[start MATERIALS PROVIDED]

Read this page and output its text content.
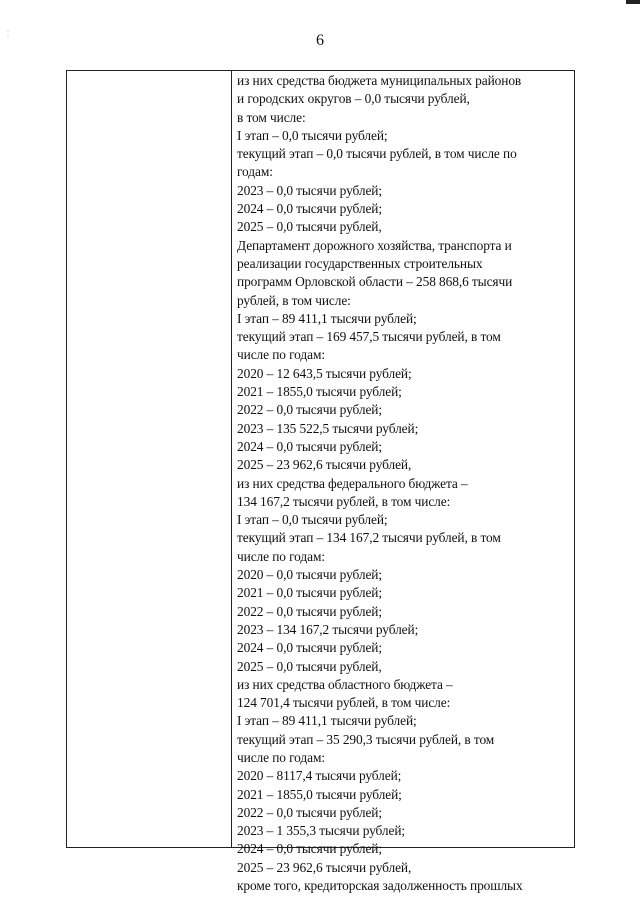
⋮	6
из них средства бюджета муниципальных районов
и городских округов – 0,0 тысячи рублей,
в том числе:
I этап – 0,0 тысячи рублей;
текущий этап – 0,0 тысячи рублей, в том числе по
годам:
2023 – 0,0 тысячи рублей;
2024 – 0,0 тысячи рублей;
2025 – 0,0 тысячи рублей,
Департамент дорожного хозяйства, транспорта и
реализации государственных строительных
программ Орловской области – 258 868,6 тысячи
рублей, в том числе:
I этап – 89 411,1 тысячи рублей;
текущий этап – 169 457,5 тысячи рублей, в том
числе по годам:
2020 – 12 643,5 тысячи рублей;
2021 – 1855,0 тысячи рублей;
2022 – 0,0 тысячи рублей;
2023 – 135 522,5 тысячи рублей;
2024 – 0,0 тысячи рублей;
2025 – 23 962,6 тысячи рублей,
из них средства федерального бюджета –
134 167,2 тысячи рублей, в том числе:
I этап – 0,0 тысячи рублей;
текущий этап – 134 167,2 тысячи рублей, в том
числе по годам:
2020 – 0,0 тысячи рублей;
2021 – 0,0 тысячи рублей;
2022 – 0,0 тысячи рублей;
2023 – 134 167,2 тысячи рублей;
2024 – 0,0 тысячи рублей;
2025 – 0,0 тысячи рублей,
из них средства областного бюджета –
124 701,4 тысячи рублей, в том числе:
I этап – 89 411,1 тысячи рублей;
текущий этап – 35 290,3 тысячи рублей, в том
числе по годам:
2020 – 8117,4 тысячи рублей;
2021 – 1855,0 тысячи рублей;
2022 – 0,0 тысячи рублей;
2023 – 1 355,3 тысячи рублей;
2024 – 0,0 тысячи рублей;
2025 – 23 962,6 тысячи рублей,
кроме того, кредиторская задолженность прошлых
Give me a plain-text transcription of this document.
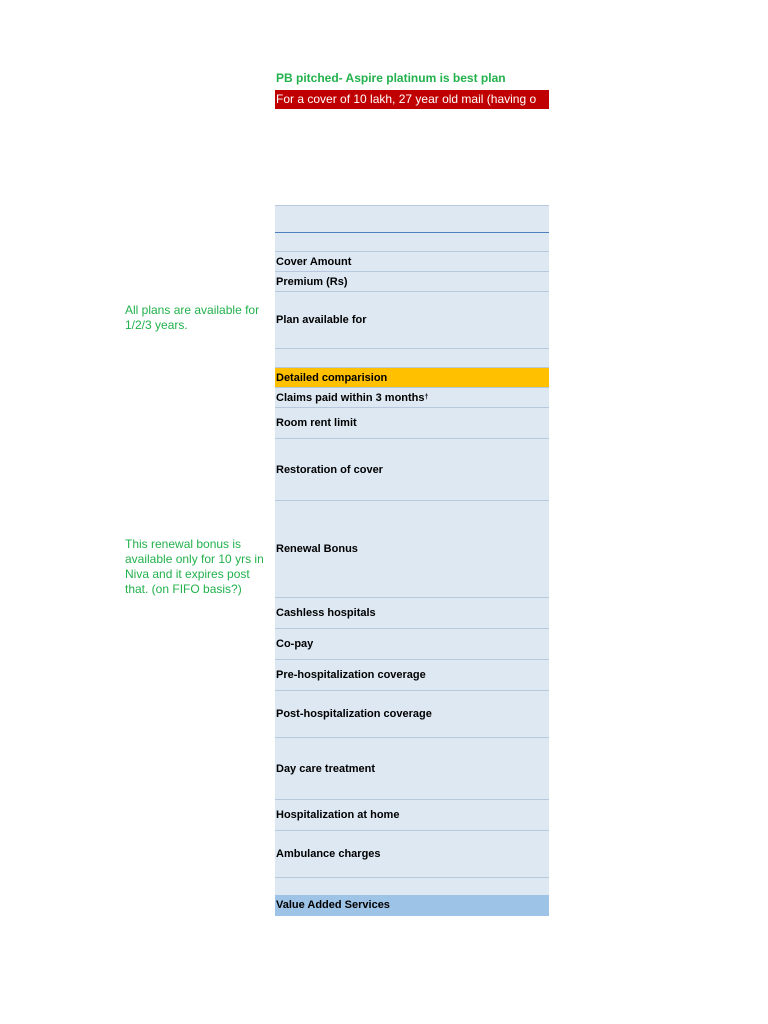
PB pitched- Aspire platinum is best plan
For a cover of 10 lakh, 27 year old mail (having o
All plans are available for 1/2/3 years.
This renewal bonus is available only for 10 yrs in Niva and it expires post that. (on FIFO basis?)
Cover Amount
Premium (Rs)
Plan available for
Detailed comparision
Claims paid within 3 months †
Room rent limit
Restoration of cover
Renewal Bonus
Cashless hospitals
Co-pay
Pre-hospitalization coverage
Post-hospitalization coverage
Day care treatment
Hospitalization at home
Ambulance charges
Value Added Services
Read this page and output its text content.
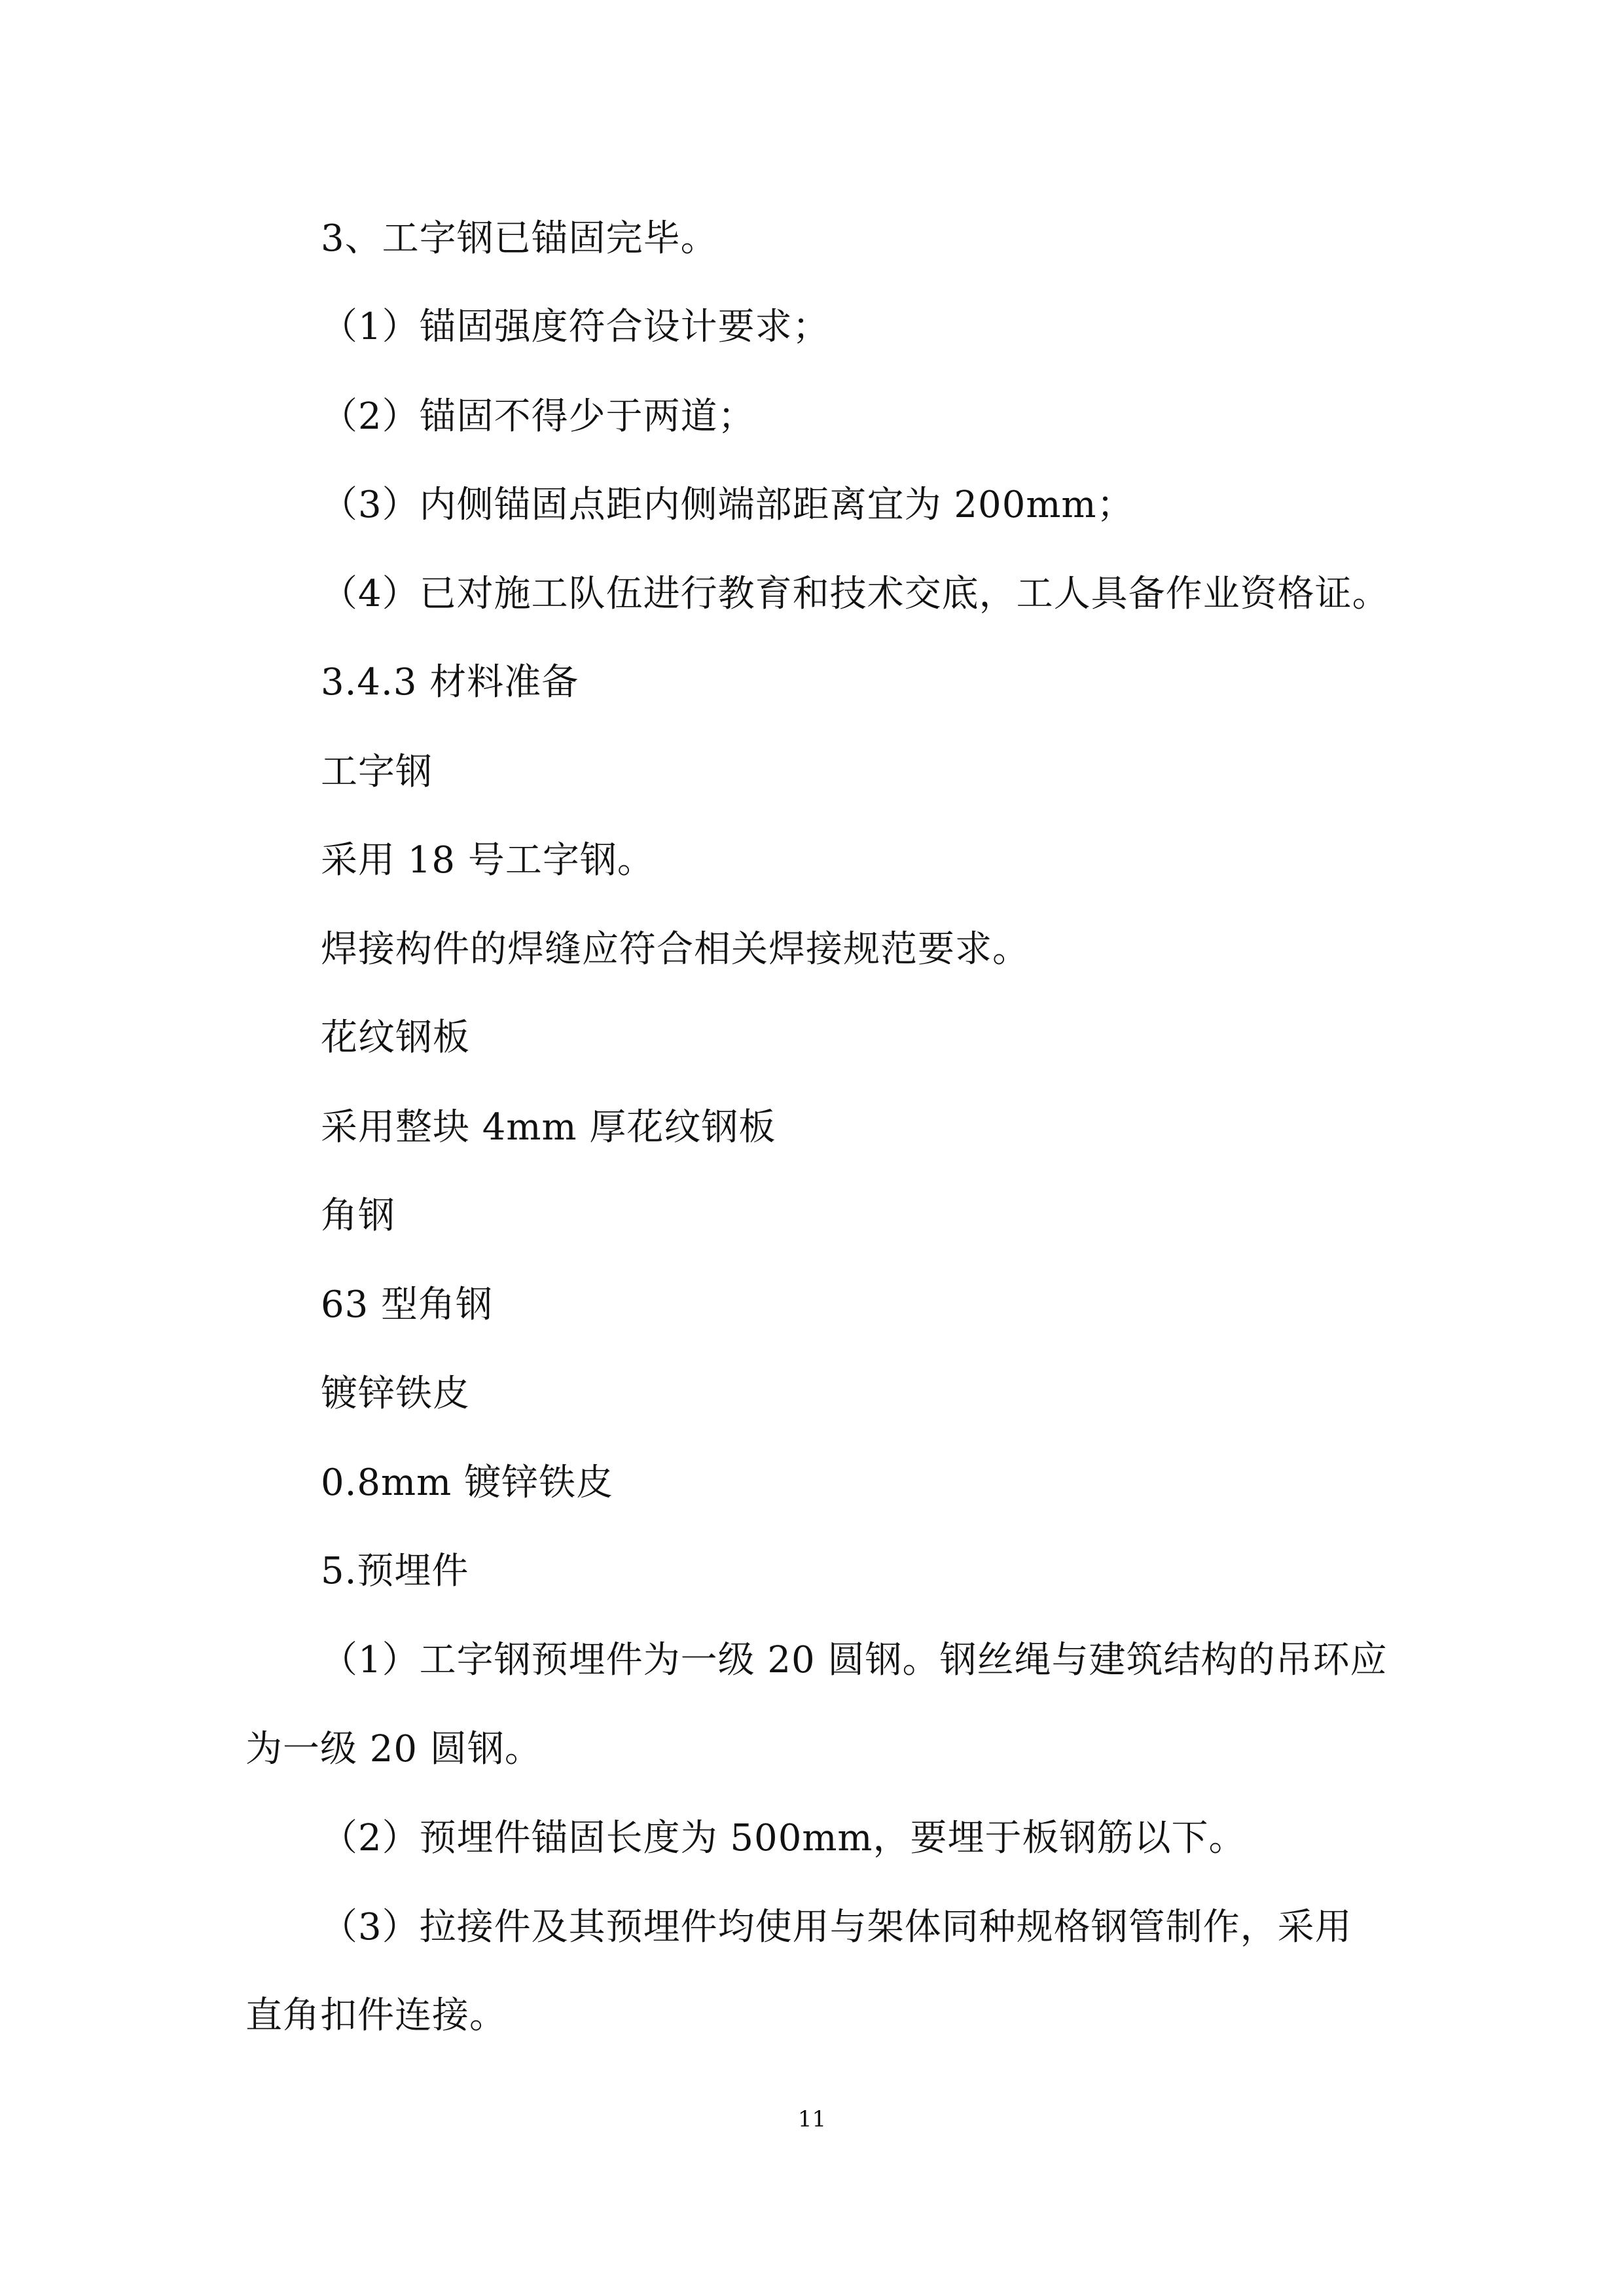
3、工字钢已锚固完毕。
（1）锚固强度符合设计要求；
（2）锚固不得少于两道；
（3）内侧锚固点距内侧端部距离宜为 200mm；
（4）已对施工队伍进行教育和技术交底，工人具备作业资格证。
3.4.3 材料准备
工字钢
采用 18 号工字钢。
焊接构件的焊缝应符合相关焊接规范要求。
花纹钢板
采用整块 4mm 厚花纹钢板
角钢
63 型角钢
镀锌铁皮
0.8mm 镀锌铁皮
5.预埋件
（1）工字钢预埋件为一级 20 圆钢。钢丝绳与建筑结构的吊环应
为一级 20 圆钢。
（2）预埋件锚固长度为 500mm，要埋于板钢筋以下。
（3）拉接件及其预埋件均使用与架体同种规格钢管制作，采用
直角扣件连接。
11
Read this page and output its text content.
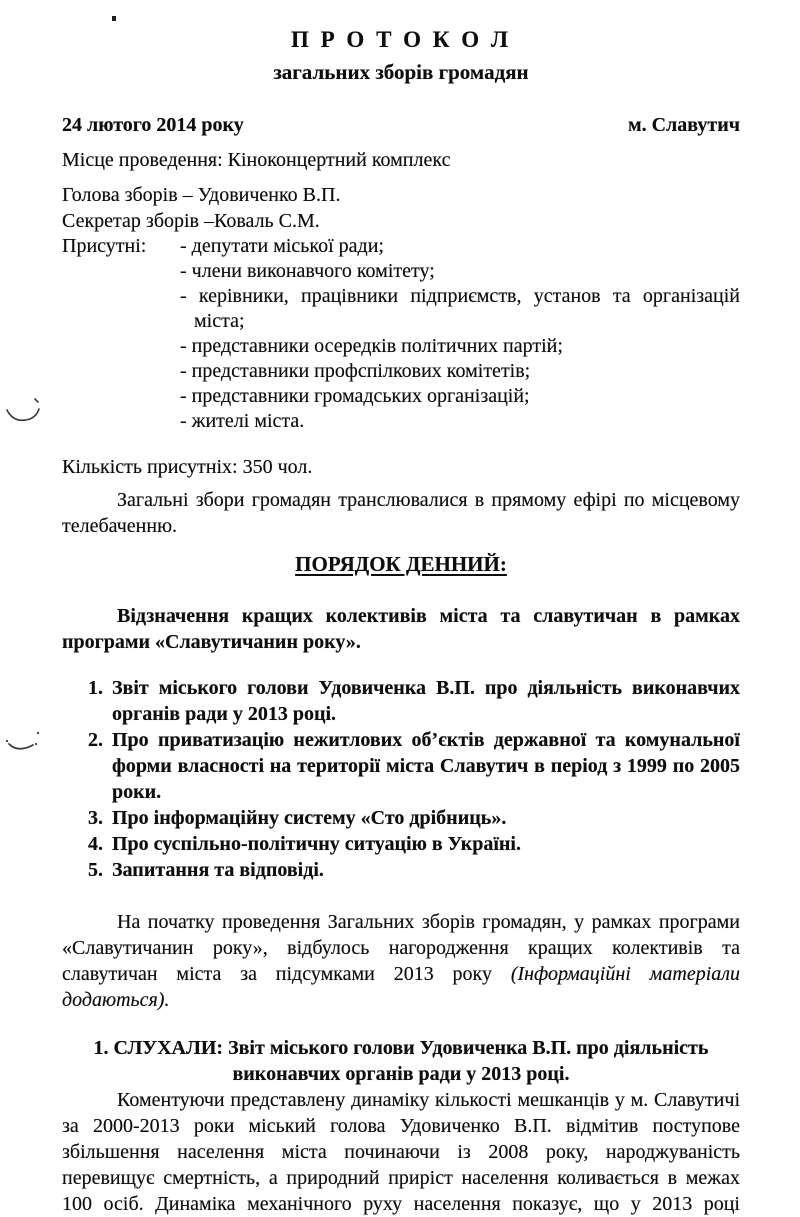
П Р О Т О К О Л
загальних зборів громадян
24 лютого 2014 року	м. Славутич
Місце проведення: Кіноконцертний комплекс
Голова зборів – Удовиченко В.П.
Секретар зборів –Коваль С.М.
Присутні:	- депутати міської ради;
- члени виконавчого комітету;
- керівники, працівники підприємств, установ та організацій міста;
- представники осередків політичних партій;
- представники профспілкових комітетів;
- представники громадських організацій;
- жителі міста.
Кількість присутніх: 350 чол.

Загальні збори громадян транслювалися в прямому ефірі по місцевому телебаченню.

ПОРЯДОК ДЕННИЙ:

Відзначення кращих колективів міста та славутичан в рамках програми «Славутичанин року».

1. Звіт міського голови Удовиченка В.П. про діяльність виконавчих органів ради у 2013 році.
2. Про приватизацію нежитлових об’єктів державної та комунальної форми власності на території міста Славутич в період з 1999 по 2005 роки.
3. Про інформаційну систему «Сто дрібниць».
4. Про суспільно-політичну ситуацію в Україні.
5. Запитання та відповіді.

На початку проведення Загальних зборів громадян, у рамках програми «Славутичанин року», відбулось нагородження кращих колективів та славутичан міста за підсумками 2013 року (Інформаційні матеріали додаються).

1. СЛУХАЛИ: Звіт міського голови Удовиченка В.П. про діяльність виконавчих органів ради у 2013 році.

Коментуючи представлену динаміку кількості мешканців у м. Славутичі за 2000-2013 роки міський голова Удовиченко В.П. відмітив поступове збільшення населення міста починаючи із 2008 року, народжуваність перевищує смертність, а природний приріст населення коливається в межах 100 осіб. Динаміка механічного руху населення показує, що у 2013 році
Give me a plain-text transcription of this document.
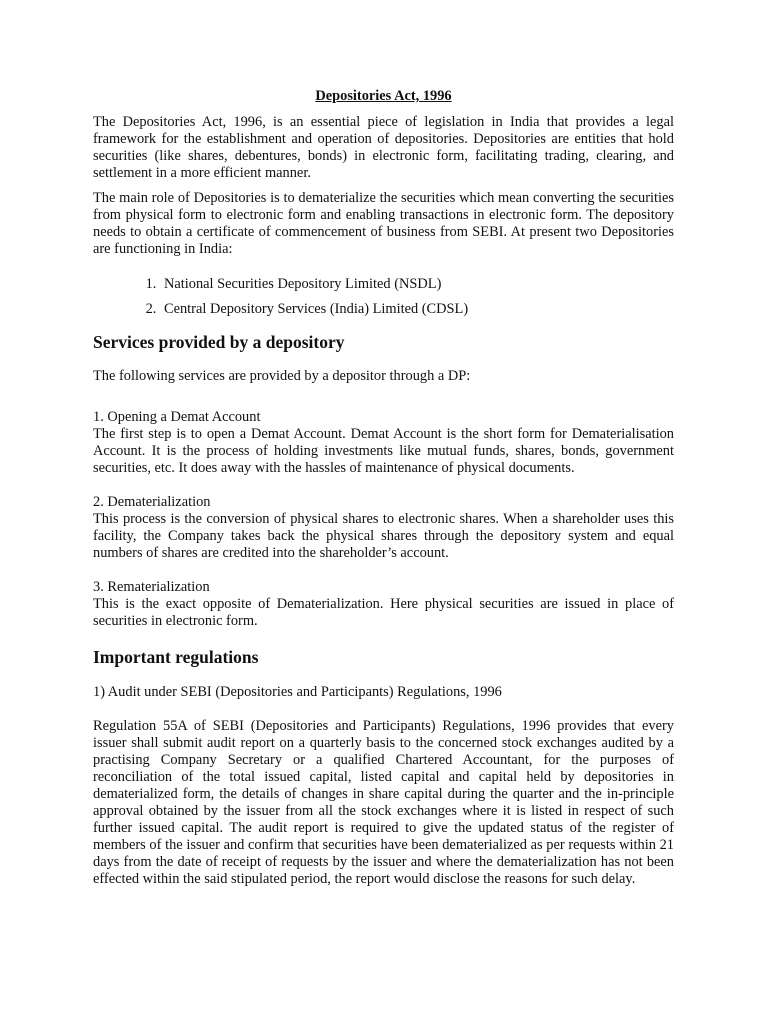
Depositories Act, 1996

The Depositories Act, 1996, is an essential piece of legislation in India that provides a legal framework for the establishment and operation of depositories. Depositories are entities that hold securities (like shares, debentures, bonds) in electronic form, facilitating trading, clearing, and settlement in a more efficient manner.

The main role of Depositories is to dematerialize the securities which mean converting the securities from physical form to electronic form and enabling transactions in electronic form. The depository needs to obtain a certificate of commencement of business from SEBI. At present two Depositories are functioning in India:

1. National Securities Depository Limited (NSDL)
2. Central Depository Services (India) Limited (CDSL)
Services provided by a depository

The following services are provided by a depositor through a DP:

1. Opening a Demat Account
The first step is to open a Demat Account. Demat Account is the short form for Dematerialisation Account. It is the process of holding investments like mutual funds, shares, bonds, government securities, etc. It does away with the hassles of maintenance of physical documents.
2. Dematerialization
This process is the conversion of physical shares to electronic shares. When a shareholder uses this facility, the Company takes back the physical shares through the depository system and equal numbers of shares are credited into the shareholder’s account.
3. Rematerialization
This is the exact opposite of Dematerialization. Here physical securities are issued in place of securities in electronic form.
Important regulations

1) Audit under SEBI (Depositories and Participants) Regulations, 1996

Regulation 55A of SEBI (Depositories and Participants) Regulations, 1996 provides that every issuer shall submit audit report on a quarterly basis to the concerned stock exchanges audited by a practising Company Secretary or a qualified Chartered Accountant, for the purposes of reconciliation of the total issued capital, listed capital and capital held by depositories in dematerialized form, the details of changes in share capital during the quarter and the in-principle approval obtained by the issuer from all the stock exchanges where it is listed in respect of such further issued capital. The audit report is required to give the updated status of the register of members of the issuer and confirm that securities have been dematerialized as per requests within 21 days from the date of receipt of requests by the issuer and where the dematerialization has not been effected within the said stipulated period, the report would disclose the reasons for such delay.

[end MATERIALS PROVIDED]

**YOUR GOAL**: Tally the lines in the entries above that hold the word "програми". Reply with nothing but that count.

**OUTPUT FOR THIS EXERCISE**: 2